Brief: Where a line holds the word "erasure", copy that line.

The data:
********************

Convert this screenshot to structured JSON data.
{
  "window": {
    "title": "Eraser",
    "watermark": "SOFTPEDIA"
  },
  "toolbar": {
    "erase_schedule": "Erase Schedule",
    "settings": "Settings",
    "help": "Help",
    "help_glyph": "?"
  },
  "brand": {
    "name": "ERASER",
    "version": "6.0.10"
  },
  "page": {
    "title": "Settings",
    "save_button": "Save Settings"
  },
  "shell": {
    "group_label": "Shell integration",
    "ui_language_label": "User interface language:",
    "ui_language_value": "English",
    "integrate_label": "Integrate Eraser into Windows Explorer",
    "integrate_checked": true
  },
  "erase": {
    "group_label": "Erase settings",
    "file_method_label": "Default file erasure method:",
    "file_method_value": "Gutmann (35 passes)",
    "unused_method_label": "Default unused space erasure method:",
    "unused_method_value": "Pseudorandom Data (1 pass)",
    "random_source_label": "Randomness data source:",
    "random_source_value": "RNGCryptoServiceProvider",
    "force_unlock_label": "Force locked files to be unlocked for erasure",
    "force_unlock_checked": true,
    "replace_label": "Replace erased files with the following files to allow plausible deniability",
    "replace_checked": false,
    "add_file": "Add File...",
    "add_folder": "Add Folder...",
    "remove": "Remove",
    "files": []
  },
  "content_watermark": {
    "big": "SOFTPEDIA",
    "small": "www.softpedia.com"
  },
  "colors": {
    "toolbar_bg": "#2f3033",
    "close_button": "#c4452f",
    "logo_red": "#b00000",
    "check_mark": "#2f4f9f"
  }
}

********************

Reply:
    "file_method_label": "Default file erasure method:",
    "unused_method_label": "Default unused space erasure method:",
    "force_unlock_label": "Force locked files to be unlocked for erasure",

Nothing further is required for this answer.